----- Listed records -----

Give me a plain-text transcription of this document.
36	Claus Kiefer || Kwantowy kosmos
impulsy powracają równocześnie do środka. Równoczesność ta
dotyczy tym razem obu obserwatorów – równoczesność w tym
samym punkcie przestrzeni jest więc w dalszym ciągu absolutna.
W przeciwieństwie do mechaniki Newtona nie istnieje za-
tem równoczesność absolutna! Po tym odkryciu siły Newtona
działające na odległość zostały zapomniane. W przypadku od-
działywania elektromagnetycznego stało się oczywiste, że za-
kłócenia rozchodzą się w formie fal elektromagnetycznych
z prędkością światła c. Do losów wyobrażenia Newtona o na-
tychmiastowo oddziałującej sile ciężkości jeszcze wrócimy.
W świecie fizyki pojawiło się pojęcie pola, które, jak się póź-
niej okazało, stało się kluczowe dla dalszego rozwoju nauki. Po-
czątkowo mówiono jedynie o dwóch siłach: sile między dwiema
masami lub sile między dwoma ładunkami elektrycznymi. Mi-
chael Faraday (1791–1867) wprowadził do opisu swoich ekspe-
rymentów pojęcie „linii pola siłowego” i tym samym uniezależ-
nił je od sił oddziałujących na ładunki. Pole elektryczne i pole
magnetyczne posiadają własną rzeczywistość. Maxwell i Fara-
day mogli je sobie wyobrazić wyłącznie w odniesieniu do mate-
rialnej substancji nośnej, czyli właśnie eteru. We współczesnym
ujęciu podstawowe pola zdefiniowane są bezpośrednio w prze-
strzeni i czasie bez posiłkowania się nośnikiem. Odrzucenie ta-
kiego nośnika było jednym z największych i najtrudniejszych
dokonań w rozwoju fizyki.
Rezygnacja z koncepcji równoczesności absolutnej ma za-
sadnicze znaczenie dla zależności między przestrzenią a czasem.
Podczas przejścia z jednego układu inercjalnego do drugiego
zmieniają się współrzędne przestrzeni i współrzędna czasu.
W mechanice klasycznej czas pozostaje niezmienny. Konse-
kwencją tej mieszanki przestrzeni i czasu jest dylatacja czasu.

-----

_Goal_
The records above must be output exactly, in full.

_Exercise output_
Give me a plain-text transcription of this document.
36	Claus Kiefer || Kwantowy kosmos
impulsy powracają równocześnie do środka. Równoczesność ta
dotyczy tym razem obu obserwatorów – równoczesność w tym
samym punkcie przestrzeni jest więc w dalszym ciągu absolutna.
W przeciwieństwie do mechaniki Newtona nie istnieje za-
tem równoczesność absolutna! Po tym odkryciu siły Newtona
działające na odległość zostały zapomniane. W przypadku od-
działywania elektromagnetycznego stało się oczywiste, że za-
kłócenia rozchodzą się w formie fal elektromagnetycznych
z prędkością światła c. Do losów wyobrażenia Newtona o na-
tychmiastowo oddziałującej sile ciężkości jeszcze wrócimy.
W świecie fizyki pojawiło się pojęcie pola, które, jak się póź-
niej okazało, stało się kluczowe dla dalszego rozwoju nauki. Po-
czątkowo mówiono jedynie o dwóch siłach: sile między dwiema
masami lub sile między dwoma ładunkami elektrycznymi. Mi-
chael Faraday (1791–1867) wprowadził do opisu swoich ekspe-
rymentów pojęcie „linii pola siłowego” i tym samym uniezależ-
nił je od sił oddziałujących na ładunki. Pole elektryczne i pole
magnetyczne posiadają własną rzeczywistość. Maxwell i Fara-
day mogli je sobie wyobrazić wyłącznie w odniesieniu do mate-
rialnej substancji nośnej, czyli właśnie eteru. We współczesnym
ujęciu podstawowe pola zdefiniowane są bezpośrednio w prze-
strzeni i czasie bez posiłkowania się nośnikiem. Odrzucenie ta-
kiego nośnika było jednym z największych i najtrudniejszych
dokonań w rozwoju fizyki.
Rezygnacja z koncepcji równoczesności absolutnej ma za-
sadnicze znaczenie dla zależności między przestrzenią a czasem.
Podczas przejścia z jednego układu inercjalnego do drugiego
zmieniają się współrzędne przestrzeni i współrzędna czasu.
W mechanice klasycznej czas pozostaje niezmienny. Konse-
kwencją tej mieszanki przestrzeni i czasu jest dylatacja czasu.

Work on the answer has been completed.